§ **TASK GOAL**
All records below must be retyped exactly.

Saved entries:
——————————

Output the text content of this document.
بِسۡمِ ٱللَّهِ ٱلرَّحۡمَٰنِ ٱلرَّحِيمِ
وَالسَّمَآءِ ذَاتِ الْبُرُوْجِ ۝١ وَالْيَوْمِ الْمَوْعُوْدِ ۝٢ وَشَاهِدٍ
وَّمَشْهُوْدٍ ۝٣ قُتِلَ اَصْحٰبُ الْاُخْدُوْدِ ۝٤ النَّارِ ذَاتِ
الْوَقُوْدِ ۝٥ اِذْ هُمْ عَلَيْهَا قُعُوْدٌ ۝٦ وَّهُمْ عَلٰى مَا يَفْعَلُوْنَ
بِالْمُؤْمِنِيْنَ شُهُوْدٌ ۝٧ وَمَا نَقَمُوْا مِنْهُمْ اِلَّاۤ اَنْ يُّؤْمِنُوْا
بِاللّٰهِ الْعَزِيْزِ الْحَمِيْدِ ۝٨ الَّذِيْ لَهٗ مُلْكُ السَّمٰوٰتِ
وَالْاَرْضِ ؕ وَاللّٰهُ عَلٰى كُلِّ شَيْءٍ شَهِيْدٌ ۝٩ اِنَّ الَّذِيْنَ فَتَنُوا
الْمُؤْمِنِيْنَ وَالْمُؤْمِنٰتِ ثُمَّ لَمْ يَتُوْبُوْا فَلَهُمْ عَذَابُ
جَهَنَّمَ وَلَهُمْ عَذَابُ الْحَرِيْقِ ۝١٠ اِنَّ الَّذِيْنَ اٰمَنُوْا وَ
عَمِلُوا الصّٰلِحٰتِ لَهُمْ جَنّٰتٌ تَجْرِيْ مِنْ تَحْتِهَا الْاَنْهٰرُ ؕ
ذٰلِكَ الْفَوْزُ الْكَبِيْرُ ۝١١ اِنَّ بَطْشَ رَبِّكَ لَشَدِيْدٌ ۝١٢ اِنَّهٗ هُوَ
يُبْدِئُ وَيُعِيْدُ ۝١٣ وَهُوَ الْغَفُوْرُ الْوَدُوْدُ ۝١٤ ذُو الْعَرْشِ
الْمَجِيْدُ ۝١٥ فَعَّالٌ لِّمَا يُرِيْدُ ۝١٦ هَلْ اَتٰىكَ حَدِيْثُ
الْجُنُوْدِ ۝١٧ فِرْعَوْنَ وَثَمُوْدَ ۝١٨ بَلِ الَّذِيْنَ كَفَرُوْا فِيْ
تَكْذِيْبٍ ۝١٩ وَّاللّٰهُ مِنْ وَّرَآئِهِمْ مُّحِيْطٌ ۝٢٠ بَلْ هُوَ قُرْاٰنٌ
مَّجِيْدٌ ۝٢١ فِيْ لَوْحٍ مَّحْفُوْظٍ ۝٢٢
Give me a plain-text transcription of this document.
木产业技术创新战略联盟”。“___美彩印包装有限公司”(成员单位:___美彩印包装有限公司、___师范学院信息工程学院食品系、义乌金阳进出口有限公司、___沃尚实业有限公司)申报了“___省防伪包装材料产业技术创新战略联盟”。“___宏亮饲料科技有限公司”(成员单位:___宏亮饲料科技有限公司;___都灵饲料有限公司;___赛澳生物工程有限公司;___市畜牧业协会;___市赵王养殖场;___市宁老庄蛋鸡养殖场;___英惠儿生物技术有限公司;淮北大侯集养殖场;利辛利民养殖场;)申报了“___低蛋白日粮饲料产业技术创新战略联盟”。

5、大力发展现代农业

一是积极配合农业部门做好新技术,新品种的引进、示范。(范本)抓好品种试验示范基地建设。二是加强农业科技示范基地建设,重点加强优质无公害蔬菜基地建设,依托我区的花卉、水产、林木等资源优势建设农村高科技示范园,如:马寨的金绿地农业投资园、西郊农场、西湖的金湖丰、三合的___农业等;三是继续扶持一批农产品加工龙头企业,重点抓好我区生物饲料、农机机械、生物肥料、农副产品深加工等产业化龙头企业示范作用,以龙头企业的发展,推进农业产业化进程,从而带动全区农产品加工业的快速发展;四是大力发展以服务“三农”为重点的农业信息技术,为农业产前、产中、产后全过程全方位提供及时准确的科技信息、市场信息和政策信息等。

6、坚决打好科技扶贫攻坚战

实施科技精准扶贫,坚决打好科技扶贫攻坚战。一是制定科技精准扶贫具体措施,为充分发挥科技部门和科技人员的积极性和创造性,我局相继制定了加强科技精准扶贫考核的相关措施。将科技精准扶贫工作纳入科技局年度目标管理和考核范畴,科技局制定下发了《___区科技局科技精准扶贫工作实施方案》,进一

——————————

§ **RESULT FOR THIS EXERCISE**
Output the text content of this document.
بِسۡمِ ٱللَّهِ ٱلرَّحۡمَٰنِ ٱلرَّحِيمِ
وَالسَّمَآءِ ذَاتِ الْبُرُوْجِ ۝١ وَالْيَوْمِ الْمَوْعُوْدِ ۝٢ وَشَاهِدٍ
وَّمَشْهُوْدٍ ۝٣ قُتِلَ اَصْحٰبُ الْاُخْدُوْدِ ۝٤ النَّارِ ذَاتِ
الْوَقُوْدِ ۝٥ اِذْ هُمْ عَلَيْهَا قُعُوْدٌ ۝٦ وَّهُمْ عَلٰى مَا يَفْعَلُوْنَ
بِالْمُؤْمِنِيْنَ شُهُوْدٌ ۝٧ وَمَا نَقَمُوْا مِنْهُمْ اِلَّاۤ اَنْ يُّؤْمِنُوْا
بِاللّٰهِ الْعَزِيْزِ الْحَمِيْدِ ۝٨ الَّذِيْ لَهٗ مُلْكُ السَّمٰوٰتِ
وَالْاَرْضِ ؕ وَاللّٰهُ عَلٰى كُلِّ شَيْءٍ شَهِيْدٌ ۝٩ اِنَّ الَّذِيْنَ فَتَنُوا
الْمُؤْمِنِيْنَ وَالْمُؤْمِنٰتِ ثُمَّ لَمْ يَتُوْبُوْا فَلَهُمْ عَذَابُ
جَهَنَّمَ وَلَهُمْ عَذَابُ الْحَرِيْقِ ۝١٠ اِنَّ الَّذِيْنَ اٰمَنُوْا وَ
عَمِلُوا الصّٰلِحٰتِ لَهُمْ جَنّٰتٌ تَجْرِيْ مِنْ تَحْتِهَا الْاَنْهٰرُ ؕ
ذٰلِكَ الْفَوْزُ الْكَبِيْرُ ۝١١ اِنَّ بَطْشَ رَبِّكَ لَشَدِيْدٌ ۝١٢ اِنَّهٗ هُوَ
يُبْدِئُ وَيُعِيْدُ ۝١٣ وَهُوَ الْغَفُوْرُ الْوَدُوْدُ ۝١٤ ذُو الْعَرْشِ
الْمَجِيْدُ ۝١٥ فَعَّالٌ لِّمَا يُرِيْدُ ۝١٦ هَلْ اَتٰىكَ حَدِيْثُ
الْجُنُوْدِ ۝١٧ فِرْعَوْنَ وَثَمُوْدَ ۝١٨ بَلِ الَّذِيْنَ كَفَرُوْا فِيْ
تَكْذِيْبٍ ۝١٩ وَّاللّٰهُ مِنْ وَّرَآئِهِمْ مُّحِيْطٌ ۝٢٠ بَلْ هُوَ قُرْاٰنٌ
مَّجِيْدٌ ۝٢١ فِيْ لَوْحٍ مَّحْفُوْظٍ ۝٢٢
Give me a plain-text transcription of this document.
木产业技术创新战略联盟”。“___美彩印包装有限公司”(成员单位:___美彩印包装有限公司、___师范学院信息工程学院食品系、义乌金阳进出口有限公司、___沃尚实业有限公司)申报了“___省防伪包装材料产业技术创新战略联盟”。“___宏亮饲料科技有限公司”(成员单位:___宏亮饲料科技有限公司;___都灵饲料有限公司;___赛澳生物工程有限公司;___市畜牧业协会;___市赵王养殖场;___市宁老庄蛋鸡养殖场;___英惠儿生物技术有限公司;淮北大侯集养殖场;利辛利民养殖场;)申报了“___低蛋白日粮饲料产业技术创新战略联盟”。

5、大力发展现代农业

一是积极配合农业部门做好新技术,新品种的引进、示范。(范本)抓好品种试验示范基地建设。二是加强农业科技示范基地建设,重点加强优质无公害蔬菜基地建设,依托我区的花卉、水产、林木等资源优势建设农村高科技示范园,如:马寨的金绿地农业投资园、西郊农场、西湖的金湖丰、三合的___农业等;三是继续扶持一批农产品加工龙头企业,重点抓好我区生物饲料、农机机械、生物肥料、农副产品深加工等产业化龙头企业示范作用,以龙头企业的发展,推进农业产业化进程,从而带动全区农产品加工业的快速发展;四是大力发展以服务“三农”为重点的农业信息技术,为农业产前、产中、产后全过程全方位提供及时准确的科技信息、市场信息和政策信息等。

6、坚决打好科技扶贫攻坚战

实施科技精准扶贫,坚决打好科技扶贫攻坚战。一是制定科技精准扶贫具体措施,为充分发挥科技部门和科技人员的积极性和创造性,我局相继制定了加强科技精准扶贫考核的相关措施。将科技精准扶贫工作纳入科技局年度目标管理和考核范畴,科技局制定下发了《___区科技局科技精准扶贫工作实施方案》,进一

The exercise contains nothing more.